━━ Material for this exercise

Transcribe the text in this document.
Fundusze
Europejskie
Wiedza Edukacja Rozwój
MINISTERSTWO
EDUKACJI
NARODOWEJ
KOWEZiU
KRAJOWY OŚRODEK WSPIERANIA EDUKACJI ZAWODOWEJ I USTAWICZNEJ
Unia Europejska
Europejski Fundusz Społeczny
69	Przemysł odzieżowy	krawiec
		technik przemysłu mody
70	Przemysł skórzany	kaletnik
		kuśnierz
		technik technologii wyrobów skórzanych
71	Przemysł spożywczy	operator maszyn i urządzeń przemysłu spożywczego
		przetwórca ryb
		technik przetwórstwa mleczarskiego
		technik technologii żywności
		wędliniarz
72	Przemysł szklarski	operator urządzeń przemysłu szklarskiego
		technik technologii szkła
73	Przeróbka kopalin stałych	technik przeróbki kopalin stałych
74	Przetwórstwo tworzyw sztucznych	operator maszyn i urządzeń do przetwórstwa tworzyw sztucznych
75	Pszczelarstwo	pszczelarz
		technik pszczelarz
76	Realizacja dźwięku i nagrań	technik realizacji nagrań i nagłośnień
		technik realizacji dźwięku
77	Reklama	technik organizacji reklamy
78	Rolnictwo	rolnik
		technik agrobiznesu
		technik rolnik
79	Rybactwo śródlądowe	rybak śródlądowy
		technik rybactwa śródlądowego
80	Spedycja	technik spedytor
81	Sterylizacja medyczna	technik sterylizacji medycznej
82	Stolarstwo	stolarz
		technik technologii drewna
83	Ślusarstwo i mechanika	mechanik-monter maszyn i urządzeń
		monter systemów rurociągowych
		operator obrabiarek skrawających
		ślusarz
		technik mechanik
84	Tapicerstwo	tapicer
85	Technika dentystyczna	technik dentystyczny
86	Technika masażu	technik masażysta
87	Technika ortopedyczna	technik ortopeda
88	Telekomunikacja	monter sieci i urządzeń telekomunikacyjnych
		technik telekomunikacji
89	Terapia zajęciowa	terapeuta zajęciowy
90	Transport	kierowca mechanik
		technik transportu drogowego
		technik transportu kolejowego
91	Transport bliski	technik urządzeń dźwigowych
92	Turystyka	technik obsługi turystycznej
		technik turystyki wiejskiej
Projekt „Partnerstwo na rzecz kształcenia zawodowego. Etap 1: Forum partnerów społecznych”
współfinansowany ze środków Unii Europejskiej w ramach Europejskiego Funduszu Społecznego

━━━━

The records above should be repeated in full, exactly as given.

#### [Exercise answer]
Transcribe the text in this document.
Fundusze
Europejskie
Wiedza Edukacja Rozwój
MINISTERSTWO
EDUKACJI
NARODOWEJ
KOWEZiU
KRAJOWY OŚRODEK WSPIERANIA EDUKACJI ZAWODOWEJ I USTAWICZNEJ
Unia Europejska
Europejski Fundusz Społeczny
69	Przemysł odzieżowy	krawiec
		technik przemysłu mody
70	Przemysł skórzany	kaletnik
		kuśnierz
		technik technologii wyrobów skórzanych
71	Przemysł spożywczy	operator maszyn i urządzeń przemysłu spożywczego
		przetwórca ryb
		technik przetwórstwa mleczarskiego
		technik technologii żywności
		wędliniarz
72	Przemysł szklarski	operator urządzeń przemysłu szklarskiego
		technik technologii szkła
73	Przeróbka kopalin stałych	technik przeróbki kopalin stałych
74	Przetwórstwo tworzyw sztucznych	operator maszyn i urządzeń do przetwórstwa tworzyw sztucznych
75	Pszczelarstwo	pszczelarz
		technik pszczelarz
76	Realizacja dźwięku i nagrań	technik realizacji nagrań i nagłośnień
		technik realizacji dźwięku
77	Reklama	technik organizacji reklamy
78	Rolnictwo	rolnik
		technik agrobiznesu
		technik rolnik
79	Rybactwo śródlądowe	rybak śródlądowy
		technik rybactwa śródlądowego
80	Spedycja	technik spedytor
81	Sterylizacja medyczna	technik sterylizacji medycznej
82	Stolarstwo	stolarz
		technik technologii drewna
83	Ślusarstwo i mechanika	mechanik-monter maszyn i urządzeń
		monter systemów rurociągowych
		operator obrabiarek skrawających
		ślusarz
		technik mechanik
84	Tapicerstwo	tapicer
85	Technika dentystyczna	technik dentystyczny
86	Technika masażu	technik masażysta
87	Technika ortopedyczna	technik ortopeda
88	Telekomunikacja	monter sieci i urządzeń telekomunikacyjnych
		technik telekomunikacji
89	Terapia zajęciowa	terapeuta zajęciowy
90	Transport	kierowca mechanik
		technik transportu drogowego
		technik transportu kolejowego
91	Transport bliski	technik urządzeń dźwigowych
92	Turystyka	technik obsługi turystycznej
		technik turystyki wiejskiej
Projekt „Partnerstwo na rzecz kształcenia zawodowego. Etap 1: Forum partnerów społecznych”
współfinansowany ze środków Unii Europejskiej w ramach Europejskiego Funduszu Społecznego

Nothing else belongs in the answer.